__EXERCISE INSTRUCTIONS__. Write out the records again, exactly, leaving none out.

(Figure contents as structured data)
•••
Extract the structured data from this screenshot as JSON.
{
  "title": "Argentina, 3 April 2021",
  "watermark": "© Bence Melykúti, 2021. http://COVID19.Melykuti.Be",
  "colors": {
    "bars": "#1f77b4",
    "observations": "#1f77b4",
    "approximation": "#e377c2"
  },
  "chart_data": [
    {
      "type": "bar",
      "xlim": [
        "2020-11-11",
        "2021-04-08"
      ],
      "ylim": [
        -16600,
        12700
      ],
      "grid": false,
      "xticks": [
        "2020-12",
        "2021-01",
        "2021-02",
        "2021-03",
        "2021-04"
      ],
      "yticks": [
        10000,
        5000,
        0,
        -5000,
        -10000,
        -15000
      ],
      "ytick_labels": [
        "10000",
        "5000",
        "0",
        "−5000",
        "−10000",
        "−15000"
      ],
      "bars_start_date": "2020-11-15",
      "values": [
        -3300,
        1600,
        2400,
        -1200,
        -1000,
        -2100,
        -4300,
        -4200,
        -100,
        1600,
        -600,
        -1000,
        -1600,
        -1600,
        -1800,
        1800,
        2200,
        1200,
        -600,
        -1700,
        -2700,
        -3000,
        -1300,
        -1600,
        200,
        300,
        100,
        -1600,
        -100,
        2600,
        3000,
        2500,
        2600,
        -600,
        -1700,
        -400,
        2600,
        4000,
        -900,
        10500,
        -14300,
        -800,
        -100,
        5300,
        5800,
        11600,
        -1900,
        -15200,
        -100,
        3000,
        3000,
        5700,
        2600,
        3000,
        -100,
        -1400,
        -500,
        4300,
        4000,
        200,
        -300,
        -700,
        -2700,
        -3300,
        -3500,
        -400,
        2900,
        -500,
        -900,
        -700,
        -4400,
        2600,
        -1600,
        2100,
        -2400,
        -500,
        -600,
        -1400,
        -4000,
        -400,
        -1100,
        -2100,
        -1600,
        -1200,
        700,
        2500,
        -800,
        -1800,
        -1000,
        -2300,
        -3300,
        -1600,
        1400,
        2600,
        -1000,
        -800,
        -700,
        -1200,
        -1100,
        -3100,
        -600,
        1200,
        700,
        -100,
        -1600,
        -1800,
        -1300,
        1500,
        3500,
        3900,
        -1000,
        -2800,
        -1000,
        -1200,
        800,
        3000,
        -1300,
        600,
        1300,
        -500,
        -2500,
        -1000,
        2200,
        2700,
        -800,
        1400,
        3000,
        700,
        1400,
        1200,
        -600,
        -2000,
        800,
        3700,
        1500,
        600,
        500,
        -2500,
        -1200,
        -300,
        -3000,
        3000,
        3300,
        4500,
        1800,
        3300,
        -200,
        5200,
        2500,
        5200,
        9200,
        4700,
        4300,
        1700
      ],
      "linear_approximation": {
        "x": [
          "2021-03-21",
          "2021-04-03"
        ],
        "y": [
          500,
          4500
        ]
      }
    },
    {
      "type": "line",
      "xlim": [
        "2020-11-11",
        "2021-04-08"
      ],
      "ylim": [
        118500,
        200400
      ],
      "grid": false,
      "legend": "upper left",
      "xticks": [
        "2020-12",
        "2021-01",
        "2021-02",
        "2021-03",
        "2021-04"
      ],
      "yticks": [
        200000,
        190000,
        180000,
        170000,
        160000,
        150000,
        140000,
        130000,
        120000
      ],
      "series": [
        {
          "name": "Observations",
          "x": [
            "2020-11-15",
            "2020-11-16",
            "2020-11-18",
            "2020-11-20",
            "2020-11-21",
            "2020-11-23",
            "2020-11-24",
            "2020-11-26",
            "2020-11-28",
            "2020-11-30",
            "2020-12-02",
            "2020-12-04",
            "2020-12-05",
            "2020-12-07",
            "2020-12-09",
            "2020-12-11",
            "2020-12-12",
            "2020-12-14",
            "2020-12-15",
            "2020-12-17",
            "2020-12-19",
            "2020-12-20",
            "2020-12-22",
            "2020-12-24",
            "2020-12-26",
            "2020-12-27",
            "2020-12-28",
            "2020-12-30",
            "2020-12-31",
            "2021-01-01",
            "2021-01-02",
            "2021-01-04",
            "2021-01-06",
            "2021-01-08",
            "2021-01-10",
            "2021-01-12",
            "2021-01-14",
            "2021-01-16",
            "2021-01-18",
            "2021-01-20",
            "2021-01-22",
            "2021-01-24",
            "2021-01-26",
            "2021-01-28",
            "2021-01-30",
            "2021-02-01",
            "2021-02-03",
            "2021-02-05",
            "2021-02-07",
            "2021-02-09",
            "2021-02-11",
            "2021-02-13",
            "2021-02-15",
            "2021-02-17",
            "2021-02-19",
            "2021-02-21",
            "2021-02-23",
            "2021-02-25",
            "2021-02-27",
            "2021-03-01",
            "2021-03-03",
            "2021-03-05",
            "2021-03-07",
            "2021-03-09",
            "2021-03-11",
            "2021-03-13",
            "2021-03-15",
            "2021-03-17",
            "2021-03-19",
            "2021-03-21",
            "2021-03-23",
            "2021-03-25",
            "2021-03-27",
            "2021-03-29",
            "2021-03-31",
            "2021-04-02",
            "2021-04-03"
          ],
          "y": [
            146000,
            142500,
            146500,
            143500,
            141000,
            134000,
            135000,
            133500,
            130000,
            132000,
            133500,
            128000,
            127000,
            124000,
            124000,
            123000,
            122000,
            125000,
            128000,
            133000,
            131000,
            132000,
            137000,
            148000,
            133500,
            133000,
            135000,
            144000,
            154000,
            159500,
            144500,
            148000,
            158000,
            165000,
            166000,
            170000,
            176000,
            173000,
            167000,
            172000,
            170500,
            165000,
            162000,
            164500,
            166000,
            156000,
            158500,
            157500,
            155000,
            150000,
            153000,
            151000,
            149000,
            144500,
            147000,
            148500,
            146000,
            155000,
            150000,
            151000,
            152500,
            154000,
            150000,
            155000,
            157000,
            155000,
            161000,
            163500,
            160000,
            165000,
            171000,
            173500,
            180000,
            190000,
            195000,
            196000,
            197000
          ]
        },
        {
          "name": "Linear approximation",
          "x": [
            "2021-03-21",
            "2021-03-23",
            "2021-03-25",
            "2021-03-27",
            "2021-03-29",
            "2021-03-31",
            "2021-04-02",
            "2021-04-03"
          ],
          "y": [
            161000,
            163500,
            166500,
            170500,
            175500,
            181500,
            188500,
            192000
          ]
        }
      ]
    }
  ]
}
•••
__EXERCISE RESULT__.
Extract the structured data from this screenshot as JSON.
{
  "title": "Argentina, 3 April 2021",
  "watermark": "© Bence Melykúti, 2021. http://COVID19.Melykuti.Be",
  "colors": {
    "bars": "#1f77b4",
    "observations": "#1f77b4",
    "approximation": "#e377c2"
  },
  "chart_data": [
    {
      "type": "bar",
      "xlim": [
        "2020-11-11",
        "2021-04-08"
      ],
      "ylim": [
        -16600,
        12700
      ],
      "grid": false,
      "xticks": [
        "2020-12",
        "2021-01",
        "2021-02",
        "2021-03",
        "2021-04"
      ],
      "yticks": [
        10000,
        5000,
        0,
        -5000,
        -10000,
        -15000
      ],
      "ytick_labels": [
        "10000",
        "5000",
        "0",
        "−5000",
        "−10000",
        "−15000"
      ],
      "bars_start_date": "2020-11-15",
      "values": [
        -3300,
        1600,
        2400,
        -1200,
        -1000,
        -2100,
        -4300,
        -4200,
        -100,
        1600,
        -600,
        -1000,
        -1600,
        -1600,
        -1800,
        1800,
        2200,
        1200,
        -600,
        -1700,
        -2700,
        -3000,
        -1300,
        -1600,
        200,
        300,
        100,
        -1600,
        -100,
        2600,
        3000,
        2500,
        2600,
        -600,
        -1700,
        -400,
        2600,
        4000,
        -900,
        10500,
        -14300,
        -800,
        -100,
        5300,
        5800,
        11600,
        -1900,
        -15200,
        -100,
        3000,
        3000,
        5700,
        2600,
        3000,
        -100,
        -1400,
        -500,
        4300,
        4000,
        200,
        -300,
        -700,
        -2700,
        -3300,
        -3500,
        -400,
        2900,
        -500,
        -900,
        -700,
        -4400,
        2600,
        -1600,
        2100,
        -2400,
        -500,
        -600,
        -1400,
        -4000,
        -400,
        -1100,
        -2100,
        -1600,
        -1200,
        700,
        2500,
        -800,
        -1800,
        -1000,
        -2300,
        -3300,
        -1600,
        1400,
        2600,
        -1000,
        -800,
        -700,
        -1200,
        -1100,
        -3100,
        -600,
        1200,
        700,
        -100,
        -1600,
        -1800,
        -1300,
        1500,
        3500,
        3900,
        -1000,
        -2800,
        -1000,
        -1200,
        800,
        3000,
        -1300,
        600,
        1300,
        -500,
        -2500,
        -1000,
        2200,
        2700,
        -800,
        1400,
        3000,
        700,
        1400,
        1200,
        -600,
        -2000,
        800,
        3700,
        1500,
        600,
        500,
        -2500,
        -1200,
        -300,
        -3000,
        3000,
        3300,
        4500,
        1800,
        3300,
        -200,
        5200,
        2500,
        5200,
        9200,
        4700,
        4300,
        1700
      ],
      "linear_approximation": {
        "x": [
          "2021-03-21",
          "2021-04-03"
        ],
        "y": [
          500,
          4500
        ]
      }
    },
    {
      "type": "line",
      "xlim": [
        "2020-11-11",
        "2021-04-08"
      ],
      "ylim": [
        118500,
        200400
      ],
      "grid": false,
      "legend": "upper left",
      "xticks": [
        "2020-12",
        "2021-01",
        "2021-02",
        "2021-03",
        "2021-04"
      ],
      "yticks": [
        200000,
        190000,
        180000,
        170000,
        160000,
        150000,
        140000,
        130000,
        120000
      ],
      "series": [
        {
          "name": "Observations",
          "x": [
            "2020-11-15",
            "2020-11-16",
            "2020-11-18",
            "2020-11-20",
            "2020-11-21",
            "2020-11-23",
            "2020-11-24",
            "2020-11-26",
            "2020-11-28",
            "2020-11-30",
            "2020-12-02",
            "2020-12-04",
            "2020-12-05",
            "2020-12-07",
            "2020-12-09",
            "2020-12-11",
            "2020-12-12",
            "2020-12-14",
            "2020-12-15",
            "2020-12-17",
            "2020-12-19",
            "2020-12-20",
            "2020-12-22",
            "2020-12-24",
            "2020-12-26",
            "2020-12-27",
            "2020-12-28",
            "2020-12-30",
            "2020-12-31",
            "2021-01-01",
            "2021-01-02",
            "2021-01-04",
            "2021-01-06",
            "2021-01-08",
            "2021-01-10",
            "2021-01-12",
            "2021-01-14",
            "2021-01-16",
            "2021-01-18",
            "2021-01-20",
            "2021-01-22",
            "2021-01-24",
            "2021-01-26",
            "2021-01-28",
            "2021-01-30",
            "2021-02-01",
            "2021-02-03",
            "2021-02-05",
            "2021-02-07",
            "2021-02-09",
            "2021-02-11",
            "2021-02-13",
            "2021-02-15",
            "2021-02-17",
            "2021-02-19",
            "2021-02-21",
            "2021-02-23",
            "2021-02-25",
            "2021-02-27",
            "2021-03-01",
            "2021-03-03",
            "2021-03-05",
            "2021-03-07",
            "2021-03-09",
            "2021-03-11",
            "2021-03-13",
            "2021-03-15",
            "2021-03-17",
            "2021-03-19",
            "2021-03-21",
            "2021-03-23",
            "2021-03-25",
            "2021-03-27",
            "2021-03-29",
            "2021-03-31",
            "2021-04-02",
            "2021-04-03"
          ],
          "y": [
            146000,
            142500,
            146500,
            143500,
            141000,
            134000,
            135000,
            133500,
            130000,
            132000,
            133500,
            128000,
            127000,
            124000,
            124000,
            123000,
            122000,
            125000,
            128000,
            133000,
            131000,
            132000,
            137000,
            148000,
            133500,
            133000,
            135000,
            144000,
            154000,
            159500,
            144500,
            148000,
            158000,
            165000,
            166000,
            170000,
            176000,
            173000,
            167000,
            172000,
            170500,
            165000,
            162000,
            164500,
            166000,
            156000,
            158500,
            157500,
            155000,
            150000,
            153000,
            151000,
            149000,
            144500,
            147000,
            148500,
            146000,
            155000,
            150000,
            151000,
            152500,
            154000,
            150000,
            155000,
            157000,
            155000,
            161000,
            163500,
            160000,
            165000,
            171000,
            173500,
            180000,
            190000,
            195000,
            196000,
            197000
          ]
        },
        {
          "name": "Linear approximation",
          "x": [
            "2021-03-21",
            "2021-03-23",
            "2021-03-25",
            "2021-03-27",
            "2021-03-29",
            "2021-03-31",
            "2021-04-02",
            "2021-04-03"
          ],
          "y": [
            161000,
            163500,
            166500,
            170500,
            175500,
            181500,
            188500,
            192000
          ]
        }
      ]
    }
  ]
}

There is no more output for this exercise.